• WORK REQUIRED
Restate each entry word for word, leaving nothing out.
___ RECORDS ___
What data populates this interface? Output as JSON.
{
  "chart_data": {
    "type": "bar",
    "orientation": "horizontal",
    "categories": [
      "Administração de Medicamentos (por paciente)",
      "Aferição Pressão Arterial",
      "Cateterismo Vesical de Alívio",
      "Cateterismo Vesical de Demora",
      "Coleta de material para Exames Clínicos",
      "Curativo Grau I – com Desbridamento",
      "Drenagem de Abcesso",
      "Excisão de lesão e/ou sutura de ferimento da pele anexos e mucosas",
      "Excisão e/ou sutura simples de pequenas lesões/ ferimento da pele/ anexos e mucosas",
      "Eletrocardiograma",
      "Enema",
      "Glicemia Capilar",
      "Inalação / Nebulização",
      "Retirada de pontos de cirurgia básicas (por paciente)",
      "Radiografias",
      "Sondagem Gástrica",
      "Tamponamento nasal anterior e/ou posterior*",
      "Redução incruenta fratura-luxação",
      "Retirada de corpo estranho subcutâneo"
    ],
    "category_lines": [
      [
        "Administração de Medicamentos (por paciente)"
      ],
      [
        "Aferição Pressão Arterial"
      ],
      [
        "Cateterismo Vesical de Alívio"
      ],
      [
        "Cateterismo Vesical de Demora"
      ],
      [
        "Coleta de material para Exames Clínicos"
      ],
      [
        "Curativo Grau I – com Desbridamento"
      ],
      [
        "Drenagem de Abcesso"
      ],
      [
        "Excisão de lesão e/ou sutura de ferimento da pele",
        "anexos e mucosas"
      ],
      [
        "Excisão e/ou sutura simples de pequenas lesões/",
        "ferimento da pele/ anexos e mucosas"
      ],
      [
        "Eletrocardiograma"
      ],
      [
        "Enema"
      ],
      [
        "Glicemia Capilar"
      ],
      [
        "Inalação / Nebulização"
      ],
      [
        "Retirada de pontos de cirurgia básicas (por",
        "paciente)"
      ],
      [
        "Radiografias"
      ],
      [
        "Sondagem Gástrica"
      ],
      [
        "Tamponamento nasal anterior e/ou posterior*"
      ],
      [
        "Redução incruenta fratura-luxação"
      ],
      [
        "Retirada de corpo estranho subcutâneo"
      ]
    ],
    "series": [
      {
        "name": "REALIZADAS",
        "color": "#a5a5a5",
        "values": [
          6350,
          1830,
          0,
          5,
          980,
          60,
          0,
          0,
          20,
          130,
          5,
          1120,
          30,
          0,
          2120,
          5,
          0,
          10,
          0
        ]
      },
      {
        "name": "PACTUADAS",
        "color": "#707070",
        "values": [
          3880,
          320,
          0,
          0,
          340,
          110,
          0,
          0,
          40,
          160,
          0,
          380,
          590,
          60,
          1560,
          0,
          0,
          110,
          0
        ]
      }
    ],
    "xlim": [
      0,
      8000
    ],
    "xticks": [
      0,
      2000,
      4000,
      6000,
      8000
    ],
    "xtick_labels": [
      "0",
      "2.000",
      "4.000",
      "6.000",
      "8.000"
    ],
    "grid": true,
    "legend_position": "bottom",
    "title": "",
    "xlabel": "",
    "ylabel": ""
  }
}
___
• RESPONSE BELOW
What data populates this interface? Output as JSON.
{
  "chart_data": {
    "type": "bar",
    "orientation": "horizontal",
    "categories": [
      "Administração de Medicamentos (por paciente)",
      "Aferição Pressão Arterial",
      "Cateterismo Vesical de Alívio",
      "Cateterismo Vesical de Demora",
      "Coleta de material para Exames Clínicos",
      "Curativo Grau I – com Desbridamento",
      "Drenagem de Abcesso",
      "Excisão de lesão e/ou sutura de ferimento da pele anexos e mucosas",
      "Excisão e/ou sutura simples de pequenas lesões/ ferimento da pele/ anexos e mucosas",
      "Eletrocardiograma",
      "Enema",
      "Glicemia Capilar",
      "Inalação / Nebulização",
      "Retirada de pontos de cirurgia básicas (por paciente)",
      "Radiografias",
      "Sondagem Gástrica",
      "Tamponamento nasal anterior e/ou posterior*",
      "Redução incruenta fratura-luxação",
      "Retirada de corpo estranho subcutâneo"
    ],
    "category_lines": [
      [
        "Administração de Medicamentos (por paciente)"
      ],
      [
        "Aferição Pressão Arterial"
      ],
      [
        "Cateterismo Vesical de Alívio"
      ],
      [
        "Cateterismo Vesical de Demora"
      ],
      [
        "Coleta de material para Exames Clínicos"
      ],
      [
        "Curativo Grau I – com Desbridamento"
      ],
      [
        "Drenagem de Abcesso"
      ],
      [
        "Excisão de lesão e/ou sutura de ferimento da pele",
        "anexos e mucosas"
      ],
      [
        "Excisão e/ou sutura simples de pequenas lesões/",
        "ferimento da pele/ anexos e mucosas"
      ],
      [
        "Eletrocardiograma"
      ],
      [
        "Enema"
      ],
      [
        "Glicemia Capilar"
      ],
      [
        "Inalação / Nebulização"
      ],
      [
        "Retirada de pontos de cirurgia básicas (por",
        "paciente)"
      ],
      [
        "Radiografias"
      ],
      [
        "Sondagem Gástrica"
      ],
      [
        "Tamponamento nasal anterior e/ou posterior*"
      ],
      [
        "Redução incruenta fratura-luxação"
      ],
      [
        "Retirada de corpo estranho subcutâneo"
      ]
    ],
    "series": [
      {
        "name": "REALIZADAS",
        "color": "#a5a5a5",
        "values": [
          6350,
          1830,
          0,
          5,
          980,
          60,
          0,
          0,
          20,
          130,
          5,
          1120,
          30,
          0,
          2120,
          5,
          0,
          10,
          0
        ]
      },
      {
        "name": "PACTUADAS",
        "color": "#707070",
        "values": [
          3880,
          320,
          0,
          0,
          340,
          110,
          0,
          0,
          40,
          160,
          0,
          380,
          590,
          60,
          1560,
          0,
          0,
          110,
          0
        ]
      }
    ],
    "xlim": [
      0,
      8000
    ],
    "xticks": [
      0,
      2000,
      4000,
      6000,
      8000
    ],
    "xtick_labels": [
      "0",
      "2.000",
      "4.000",
      "6.000",
      "8.000"
    ],
    "grid": true,
    "legend_position": "bottom",
    "title": "",
    "xlabel": "",
    "ylabel": ""
  }
}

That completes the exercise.